__Working data__

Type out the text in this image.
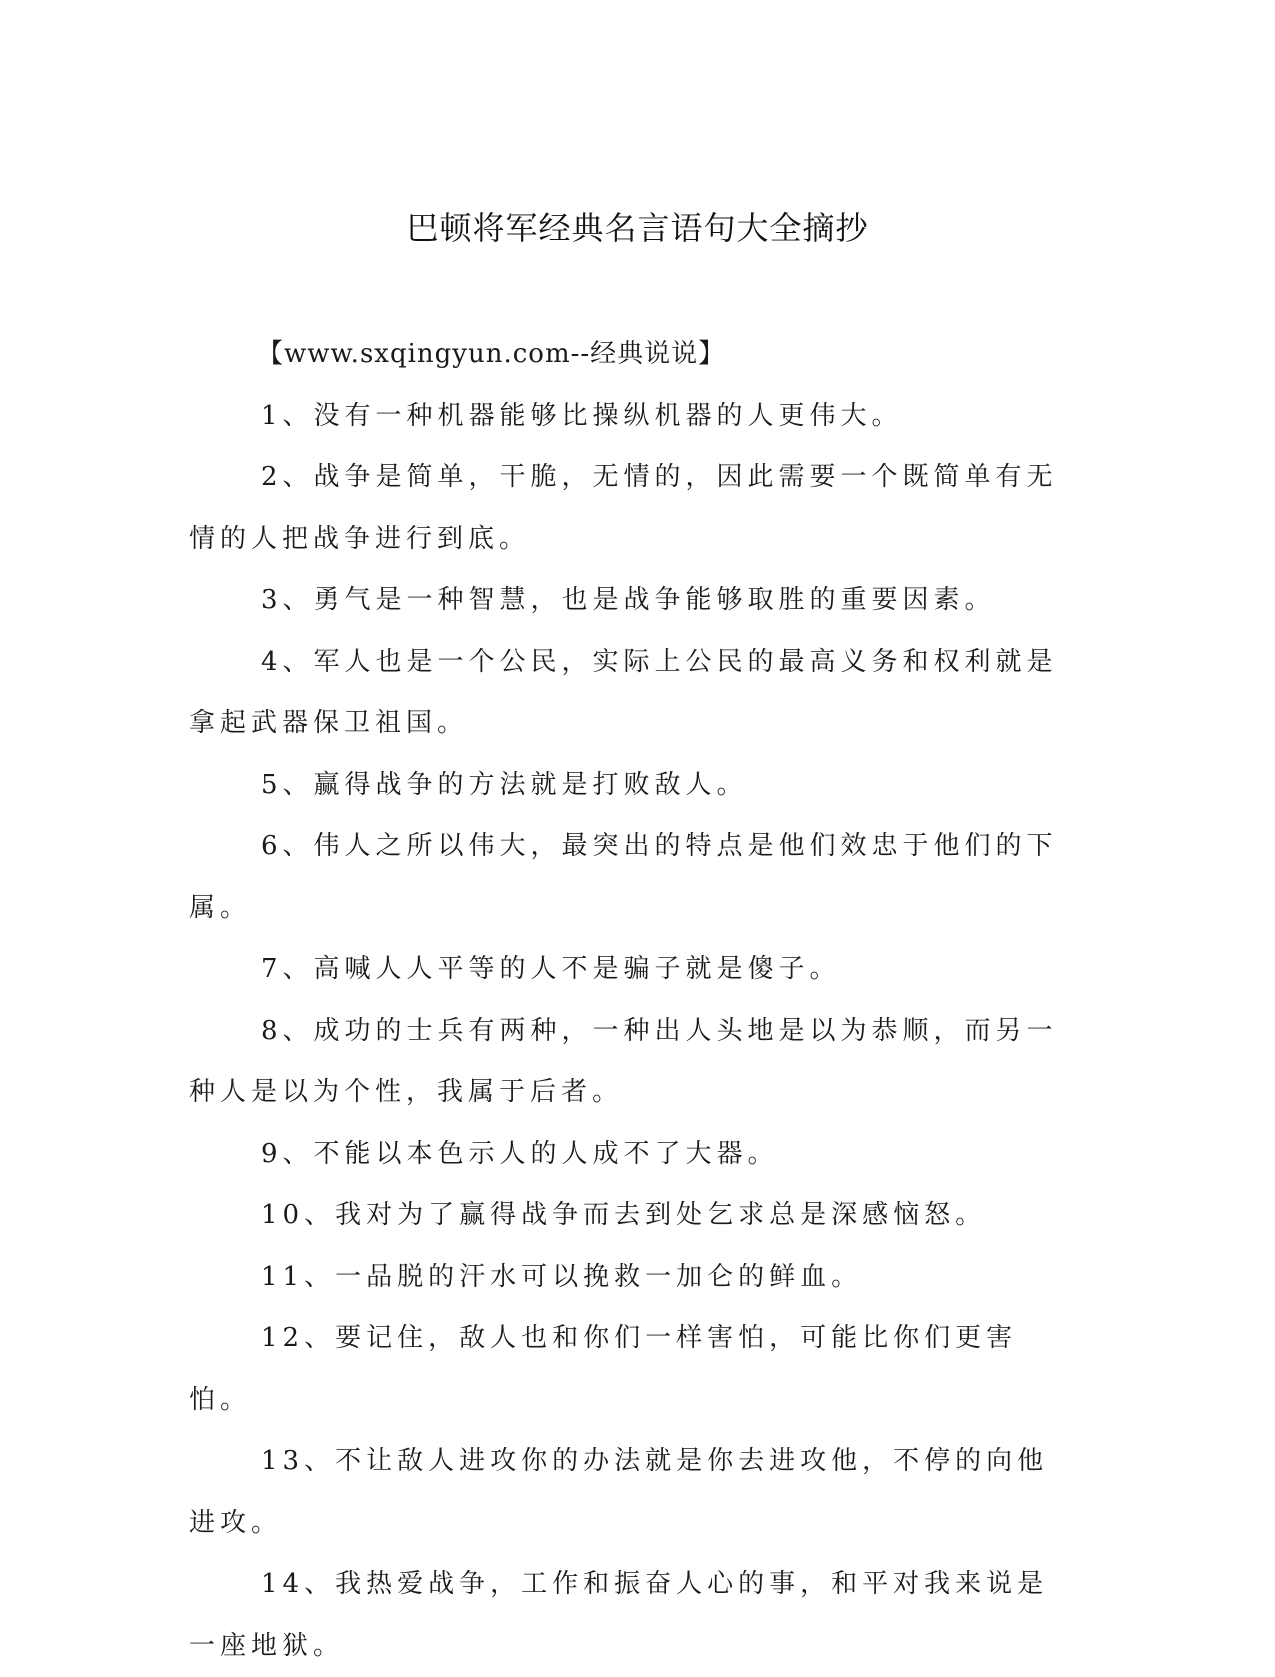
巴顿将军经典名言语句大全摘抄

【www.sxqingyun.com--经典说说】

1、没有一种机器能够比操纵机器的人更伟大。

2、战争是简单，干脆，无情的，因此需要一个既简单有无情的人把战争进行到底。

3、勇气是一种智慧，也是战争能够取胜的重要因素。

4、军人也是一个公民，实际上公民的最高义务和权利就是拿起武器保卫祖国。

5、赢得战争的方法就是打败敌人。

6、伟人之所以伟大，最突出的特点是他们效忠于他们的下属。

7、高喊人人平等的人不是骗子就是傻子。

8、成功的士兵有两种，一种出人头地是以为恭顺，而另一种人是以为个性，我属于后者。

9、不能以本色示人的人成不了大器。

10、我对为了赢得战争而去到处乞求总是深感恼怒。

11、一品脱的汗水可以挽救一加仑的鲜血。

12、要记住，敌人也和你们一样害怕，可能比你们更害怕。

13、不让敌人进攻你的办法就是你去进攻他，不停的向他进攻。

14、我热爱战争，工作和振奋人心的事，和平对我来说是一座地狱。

__Directive__
The records above are to be reproduced exactly; the pictures are to be left out.

__Right answer__
Type out the text in this image.
巴顿将军经典名言语句大全摘抄

【www.sxqingyun.com--经典说说】

1、没有一种机器能够比操纵机器的人更伟大。

2、战争是简单，干脆，无情的，因此需要一个既简单有无情的人把战争进行到底。

3、勇气是一种智慧，也是战争能够取胜的重要因素。

4、军人也是一个公民，实际上公民的最高义务和权利就是拿起武器保卫祖国。

5、赢得战争的方法就是打败敌人。

6、伟人之所以伟大，最突出的特点是他们效忠于他们的下属。

7、高喊人人平等的人不是骗子就是傻子。

8、成功的士兵有两种，一种出人头地是以为恭顺，而另一种人是以为个性，我属于后者。

9、不能以本色示人的人成不了大器。

10、我对为了赢得战争而去到处乞求总是深感恼怒。

11、一品脱的汗水可以挽救一加仑的鲜血。

12、要记住，敌人也和你们一样害怕，可能比你们更害怕。

13、不让敌人进攻你的办法就是你去进攻他，不停的向他进攻。

14、我热爱战争，工作和振奋人心的事，和平对我来说是一座地狱。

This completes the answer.